(TEXT UNDER STUDY Opens)

To address the challenges in fragment hit detection, photoaffinity-tagged fragment libraries have emerged as a powerful tool [2]. These libraries consist of fragments equipped with a photoreactive group that, upon irradiation with light, forms a covalent bond with the target protein. Covalent labelling stabilizes the fragment-protein interaction, enabling the use of mass spectrometry (MS) for hit detection. Besides providing direct evidence of binding, this approach also allows for the identification of the binding site on the protein, offering invaluable structural information that can guide further optimization of the fragment into a drug lead.

While photoaffinity tagging offers clear advantages, it is not without limitations. One major issue is the limited photosensitivity of the commonly used diazirine tag, which can reduce the efficiency of the covalent labelling process, and thus directly impact the hit rate by missing some opportunities for hit identification. Another significant limitation of fragment libraries in general is the redundancy of the core fragments in the library. Some fragments are promiscuous binders, interacting with multiple targets, while other fragments (up to even 63% as reported by a Novartis study [3]) never appear as hits.

In response to these challenges, we have developed a pharmacophore-optimized photoaffinity (PhotoXplorer) fragment library that utilizes two innovative concepts: the SpotXplorer method for the optimization of the core fragments, and the application of an iridium-based photocatalyst to enhance labelling efficiency.

(TEXT UNDER STUDY Closes)

• [ASSIGNMENT 1] According to the passage on photoaffinity fragment libraries, how does the limited photosensitivity of the diazirine tag affect the hit rate? Answer in one to three sentences.
• [ASSIGNMENT 2]
Answer these questions on the passage on photoaffinity fragment libraries:
(a) What happens when a fragment's photoreactive group is irradiated with light?
(b) What fraction of fragments did a Novartis study report as never appearing as hits?
(c) What two concepts does the PhotoXplorer fragment library use?
The listing that comes after this passage is drawn from a separate source.

(RECORDS PROVIDED Opens)

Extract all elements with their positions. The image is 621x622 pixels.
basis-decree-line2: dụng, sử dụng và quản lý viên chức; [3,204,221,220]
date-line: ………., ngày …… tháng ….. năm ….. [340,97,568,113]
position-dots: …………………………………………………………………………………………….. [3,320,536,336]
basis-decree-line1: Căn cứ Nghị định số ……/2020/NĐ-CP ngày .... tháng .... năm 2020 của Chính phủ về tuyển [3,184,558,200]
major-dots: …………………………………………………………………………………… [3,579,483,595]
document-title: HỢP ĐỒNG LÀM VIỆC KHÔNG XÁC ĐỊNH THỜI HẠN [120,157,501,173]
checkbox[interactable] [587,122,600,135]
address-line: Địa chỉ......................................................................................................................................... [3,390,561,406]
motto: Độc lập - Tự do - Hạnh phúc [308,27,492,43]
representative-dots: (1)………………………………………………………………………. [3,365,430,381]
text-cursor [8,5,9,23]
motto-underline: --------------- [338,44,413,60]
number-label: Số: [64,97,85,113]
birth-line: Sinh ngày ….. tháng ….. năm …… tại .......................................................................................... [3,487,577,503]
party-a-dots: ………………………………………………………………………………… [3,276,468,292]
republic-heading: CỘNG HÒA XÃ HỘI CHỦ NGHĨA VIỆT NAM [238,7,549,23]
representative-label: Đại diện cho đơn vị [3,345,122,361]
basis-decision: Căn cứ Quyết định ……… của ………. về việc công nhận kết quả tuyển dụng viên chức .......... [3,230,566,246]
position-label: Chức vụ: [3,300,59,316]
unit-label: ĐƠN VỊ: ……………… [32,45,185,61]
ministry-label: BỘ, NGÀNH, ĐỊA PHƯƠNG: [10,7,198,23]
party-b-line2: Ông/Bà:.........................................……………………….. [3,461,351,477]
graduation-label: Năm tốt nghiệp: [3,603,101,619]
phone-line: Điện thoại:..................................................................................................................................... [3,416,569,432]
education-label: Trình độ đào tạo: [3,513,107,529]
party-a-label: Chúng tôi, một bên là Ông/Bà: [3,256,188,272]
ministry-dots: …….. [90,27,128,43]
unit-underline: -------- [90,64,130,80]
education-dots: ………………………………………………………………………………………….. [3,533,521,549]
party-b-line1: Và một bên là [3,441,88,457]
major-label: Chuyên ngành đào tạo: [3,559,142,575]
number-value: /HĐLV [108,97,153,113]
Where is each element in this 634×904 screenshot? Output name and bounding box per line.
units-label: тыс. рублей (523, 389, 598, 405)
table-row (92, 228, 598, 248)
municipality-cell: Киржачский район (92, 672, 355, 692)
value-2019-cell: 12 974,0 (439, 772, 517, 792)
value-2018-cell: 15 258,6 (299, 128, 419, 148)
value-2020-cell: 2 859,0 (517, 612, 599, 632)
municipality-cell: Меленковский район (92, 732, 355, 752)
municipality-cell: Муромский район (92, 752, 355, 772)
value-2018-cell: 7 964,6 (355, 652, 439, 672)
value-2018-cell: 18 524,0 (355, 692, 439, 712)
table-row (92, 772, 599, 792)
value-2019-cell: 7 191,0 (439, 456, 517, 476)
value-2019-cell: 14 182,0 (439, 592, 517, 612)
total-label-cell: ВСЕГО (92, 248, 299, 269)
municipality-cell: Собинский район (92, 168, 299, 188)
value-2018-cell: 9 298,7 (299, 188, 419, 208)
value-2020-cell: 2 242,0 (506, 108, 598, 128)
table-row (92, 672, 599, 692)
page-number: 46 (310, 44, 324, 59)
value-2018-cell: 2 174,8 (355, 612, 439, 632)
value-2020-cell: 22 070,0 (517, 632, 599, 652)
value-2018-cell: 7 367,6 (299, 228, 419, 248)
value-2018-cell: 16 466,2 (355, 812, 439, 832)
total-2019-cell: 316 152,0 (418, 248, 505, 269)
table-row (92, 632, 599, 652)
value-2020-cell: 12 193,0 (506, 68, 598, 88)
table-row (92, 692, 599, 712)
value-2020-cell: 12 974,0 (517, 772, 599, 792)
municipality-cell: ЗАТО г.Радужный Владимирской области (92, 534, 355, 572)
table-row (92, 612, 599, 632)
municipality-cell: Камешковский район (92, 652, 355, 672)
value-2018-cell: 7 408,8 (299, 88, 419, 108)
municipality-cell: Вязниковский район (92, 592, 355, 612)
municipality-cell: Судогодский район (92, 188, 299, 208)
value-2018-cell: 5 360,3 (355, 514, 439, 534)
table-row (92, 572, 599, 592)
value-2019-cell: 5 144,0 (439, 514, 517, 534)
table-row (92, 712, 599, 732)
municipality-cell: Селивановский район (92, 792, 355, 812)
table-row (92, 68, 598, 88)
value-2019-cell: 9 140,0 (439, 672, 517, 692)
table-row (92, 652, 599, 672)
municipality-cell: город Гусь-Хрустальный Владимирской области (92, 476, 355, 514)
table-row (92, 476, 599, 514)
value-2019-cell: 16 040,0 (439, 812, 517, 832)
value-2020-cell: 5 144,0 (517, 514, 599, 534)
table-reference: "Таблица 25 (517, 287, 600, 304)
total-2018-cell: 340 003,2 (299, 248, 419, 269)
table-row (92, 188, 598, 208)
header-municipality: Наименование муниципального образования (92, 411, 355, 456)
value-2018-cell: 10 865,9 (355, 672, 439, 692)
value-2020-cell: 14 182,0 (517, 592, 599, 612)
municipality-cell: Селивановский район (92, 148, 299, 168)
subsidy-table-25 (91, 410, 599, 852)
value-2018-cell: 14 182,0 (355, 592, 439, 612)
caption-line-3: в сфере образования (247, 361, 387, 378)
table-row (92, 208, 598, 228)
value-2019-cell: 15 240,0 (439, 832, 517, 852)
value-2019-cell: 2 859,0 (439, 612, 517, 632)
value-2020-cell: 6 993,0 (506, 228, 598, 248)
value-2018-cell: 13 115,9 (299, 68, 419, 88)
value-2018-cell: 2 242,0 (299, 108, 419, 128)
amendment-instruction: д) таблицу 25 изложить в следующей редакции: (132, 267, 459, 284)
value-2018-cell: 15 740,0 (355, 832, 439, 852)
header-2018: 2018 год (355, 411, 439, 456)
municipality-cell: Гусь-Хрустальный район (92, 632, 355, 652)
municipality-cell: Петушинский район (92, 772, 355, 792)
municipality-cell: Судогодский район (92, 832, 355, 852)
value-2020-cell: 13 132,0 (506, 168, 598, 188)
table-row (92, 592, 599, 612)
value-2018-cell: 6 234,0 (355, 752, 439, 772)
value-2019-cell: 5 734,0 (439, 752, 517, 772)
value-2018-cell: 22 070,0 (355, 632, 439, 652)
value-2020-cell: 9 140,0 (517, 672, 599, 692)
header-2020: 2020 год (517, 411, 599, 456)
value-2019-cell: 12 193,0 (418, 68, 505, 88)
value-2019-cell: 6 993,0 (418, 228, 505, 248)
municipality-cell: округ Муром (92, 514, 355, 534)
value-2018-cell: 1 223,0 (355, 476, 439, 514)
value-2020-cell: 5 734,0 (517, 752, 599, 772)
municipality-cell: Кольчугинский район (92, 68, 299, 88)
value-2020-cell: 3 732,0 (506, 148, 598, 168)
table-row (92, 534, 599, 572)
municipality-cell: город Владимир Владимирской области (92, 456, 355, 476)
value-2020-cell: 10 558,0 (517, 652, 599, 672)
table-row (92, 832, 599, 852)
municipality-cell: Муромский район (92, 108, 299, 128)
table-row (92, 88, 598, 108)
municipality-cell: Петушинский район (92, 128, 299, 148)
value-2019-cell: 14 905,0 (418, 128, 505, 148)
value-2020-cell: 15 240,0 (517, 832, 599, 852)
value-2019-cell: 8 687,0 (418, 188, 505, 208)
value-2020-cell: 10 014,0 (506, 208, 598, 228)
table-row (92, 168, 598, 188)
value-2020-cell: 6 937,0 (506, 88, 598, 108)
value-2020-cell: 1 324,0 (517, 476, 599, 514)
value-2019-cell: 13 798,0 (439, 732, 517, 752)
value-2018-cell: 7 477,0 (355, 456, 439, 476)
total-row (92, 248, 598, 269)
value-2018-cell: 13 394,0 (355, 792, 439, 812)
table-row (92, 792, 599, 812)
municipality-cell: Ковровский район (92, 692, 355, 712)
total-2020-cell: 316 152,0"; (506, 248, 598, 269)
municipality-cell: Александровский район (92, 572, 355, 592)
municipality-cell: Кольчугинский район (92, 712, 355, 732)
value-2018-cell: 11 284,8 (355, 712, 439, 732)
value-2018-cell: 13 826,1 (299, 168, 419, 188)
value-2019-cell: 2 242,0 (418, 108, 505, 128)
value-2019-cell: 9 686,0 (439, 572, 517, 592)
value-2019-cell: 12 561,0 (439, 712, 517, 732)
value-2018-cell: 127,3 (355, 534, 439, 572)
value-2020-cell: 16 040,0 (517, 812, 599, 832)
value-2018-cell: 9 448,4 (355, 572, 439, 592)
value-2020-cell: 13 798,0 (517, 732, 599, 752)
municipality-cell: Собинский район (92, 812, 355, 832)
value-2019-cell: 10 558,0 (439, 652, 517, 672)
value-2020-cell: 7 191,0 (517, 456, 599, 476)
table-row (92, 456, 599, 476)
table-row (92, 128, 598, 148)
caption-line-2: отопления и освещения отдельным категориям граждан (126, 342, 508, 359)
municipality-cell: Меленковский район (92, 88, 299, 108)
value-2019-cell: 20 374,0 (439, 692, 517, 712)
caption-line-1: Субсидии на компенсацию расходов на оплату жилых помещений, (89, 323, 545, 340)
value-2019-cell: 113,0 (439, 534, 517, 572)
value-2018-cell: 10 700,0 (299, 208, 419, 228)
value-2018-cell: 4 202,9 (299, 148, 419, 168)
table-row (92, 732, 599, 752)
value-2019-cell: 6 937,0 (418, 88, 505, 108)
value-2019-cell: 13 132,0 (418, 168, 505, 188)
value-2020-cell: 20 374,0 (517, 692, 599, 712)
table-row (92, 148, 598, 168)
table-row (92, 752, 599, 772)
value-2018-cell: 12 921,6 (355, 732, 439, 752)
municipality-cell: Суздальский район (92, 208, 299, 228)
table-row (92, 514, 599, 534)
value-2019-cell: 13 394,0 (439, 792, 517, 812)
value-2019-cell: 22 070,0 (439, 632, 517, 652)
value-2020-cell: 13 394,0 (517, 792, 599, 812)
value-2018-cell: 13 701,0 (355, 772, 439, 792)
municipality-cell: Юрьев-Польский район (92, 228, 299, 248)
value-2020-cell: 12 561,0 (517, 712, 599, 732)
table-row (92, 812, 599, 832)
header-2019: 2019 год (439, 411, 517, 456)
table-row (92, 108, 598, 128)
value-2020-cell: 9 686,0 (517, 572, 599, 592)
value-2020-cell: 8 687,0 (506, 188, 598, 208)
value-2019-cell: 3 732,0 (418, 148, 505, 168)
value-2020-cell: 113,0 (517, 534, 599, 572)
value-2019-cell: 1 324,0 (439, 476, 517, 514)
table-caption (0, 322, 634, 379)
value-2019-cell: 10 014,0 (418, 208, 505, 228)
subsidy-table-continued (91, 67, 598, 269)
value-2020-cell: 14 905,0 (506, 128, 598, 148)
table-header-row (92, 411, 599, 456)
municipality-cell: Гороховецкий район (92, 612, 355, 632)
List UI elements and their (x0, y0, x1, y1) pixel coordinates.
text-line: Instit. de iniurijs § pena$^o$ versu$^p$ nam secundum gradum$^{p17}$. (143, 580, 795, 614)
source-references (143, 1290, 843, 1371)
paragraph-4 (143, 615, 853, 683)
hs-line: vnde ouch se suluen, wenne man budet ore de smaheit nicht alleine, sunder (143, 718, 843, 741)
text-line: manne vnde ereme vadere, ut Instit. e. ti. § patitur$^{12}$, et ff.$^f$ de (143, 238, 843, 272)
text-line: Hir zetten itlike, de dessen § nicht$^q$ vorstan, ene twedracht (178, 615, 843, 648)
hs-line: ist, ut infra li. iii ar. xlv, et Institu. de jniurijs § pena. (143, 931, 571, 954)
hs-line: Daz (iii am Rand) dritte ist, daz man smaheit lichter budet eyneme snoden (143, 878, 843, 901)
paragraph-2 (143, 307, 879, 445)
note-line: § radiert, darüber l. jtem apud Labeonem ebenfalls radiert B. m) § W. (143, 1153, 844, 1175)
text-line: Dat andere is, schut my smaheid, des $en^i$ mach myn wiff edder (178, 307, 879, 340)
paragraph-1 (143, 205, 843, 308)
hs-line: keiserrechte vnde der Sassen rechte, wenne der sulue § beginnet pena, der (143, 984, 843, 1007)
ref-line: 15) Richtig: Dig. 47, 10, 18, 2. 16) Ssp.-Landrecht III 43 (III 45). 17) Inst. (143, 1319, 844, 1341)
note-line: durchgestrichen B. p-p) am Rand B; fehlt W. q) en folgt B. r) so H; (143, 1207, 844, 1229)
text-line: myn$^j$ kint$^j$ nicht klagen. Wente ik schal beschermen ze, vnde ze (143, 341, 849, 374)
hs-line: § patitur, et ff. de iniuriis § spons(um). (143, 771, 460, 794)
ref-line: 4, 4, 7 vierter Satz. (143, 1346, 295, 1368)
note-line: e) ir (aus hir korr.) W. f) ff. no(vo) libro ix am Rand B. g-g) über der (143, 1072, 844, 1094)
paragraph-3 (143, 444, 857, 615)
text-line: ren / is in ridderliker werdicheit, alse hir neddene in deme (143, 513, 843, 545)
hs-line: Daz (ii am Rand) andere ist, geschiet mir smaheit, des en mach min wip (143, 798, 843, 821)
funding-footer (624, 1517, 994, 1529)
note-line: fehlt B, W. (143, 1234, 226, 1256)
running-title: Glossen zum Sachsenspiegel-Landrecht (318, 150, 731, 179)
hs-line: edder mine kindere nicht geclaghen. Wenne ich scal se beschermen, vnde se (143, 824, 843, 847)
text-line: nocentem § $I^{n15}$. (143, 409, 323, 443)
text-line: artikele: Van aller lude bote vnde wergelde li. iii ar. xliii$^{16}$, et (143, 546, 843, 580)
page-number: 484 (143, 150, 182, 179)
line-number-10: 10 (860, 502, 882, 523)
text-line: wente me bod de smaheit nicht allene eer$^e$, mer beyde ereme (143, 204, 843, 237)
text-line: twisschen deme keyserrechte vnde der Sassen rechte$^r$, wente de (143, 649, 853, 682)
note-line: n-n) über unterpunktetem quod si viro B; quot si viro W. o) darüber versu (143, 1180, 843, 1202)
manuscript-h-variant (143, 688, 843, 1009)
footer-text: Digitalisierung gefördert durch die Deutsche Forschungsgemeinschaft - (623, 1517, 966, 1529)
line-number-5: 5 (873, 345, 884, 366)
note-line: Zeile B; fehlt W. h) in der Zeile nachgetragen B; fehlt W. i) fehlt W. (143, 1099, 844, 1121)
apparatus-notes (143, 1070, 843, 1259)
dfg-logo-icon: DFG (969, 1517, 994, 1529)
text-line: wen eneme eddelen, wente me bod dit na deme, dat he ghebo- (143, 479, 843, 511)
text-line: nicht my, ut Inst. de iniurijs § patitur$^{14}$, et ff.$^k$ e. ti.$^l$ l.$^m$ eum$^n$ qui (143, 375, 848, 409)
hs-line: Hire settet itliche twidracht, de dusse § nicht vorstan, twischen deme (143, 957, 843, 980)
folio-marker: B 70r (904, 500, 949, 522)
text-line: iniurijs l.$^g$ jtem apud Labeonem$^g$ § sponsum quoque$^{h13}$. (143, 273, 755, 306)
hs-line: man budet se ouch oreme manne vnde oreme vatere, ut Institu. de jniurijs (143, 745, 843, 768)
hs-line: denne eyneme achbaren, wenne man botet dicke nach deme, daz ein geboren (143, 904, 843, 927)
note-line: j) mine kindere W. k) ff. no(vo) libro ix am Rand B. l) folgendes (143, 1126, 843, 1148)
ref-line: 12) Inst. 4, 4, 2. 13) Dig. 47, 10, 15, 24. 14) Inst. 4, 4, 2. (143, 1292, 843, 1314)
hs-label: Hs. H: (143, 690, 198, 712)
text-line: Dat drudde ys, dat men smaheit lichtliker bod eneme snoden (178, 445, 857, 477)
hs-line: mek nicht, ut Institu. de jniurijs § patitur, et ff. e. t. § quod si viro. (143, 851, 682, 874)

(RECORDS PROVIDED Closes)

• [EXPECTED ANSWER 1] The limited photosensitivity of the diazirine tag can reduce the efficiency of covalent labelling. This directly lowers the hit rate, because some opportunities for hit identification are missed.

• [EXPECTED ANSWER 2]
(a) It forms a covalent bond with the target protein.
(b) Up to 63%.
(c) The SpotXplorer method for optimizing the core fragments, and an iridium-based photocatalyst to enhance labelling efficiency.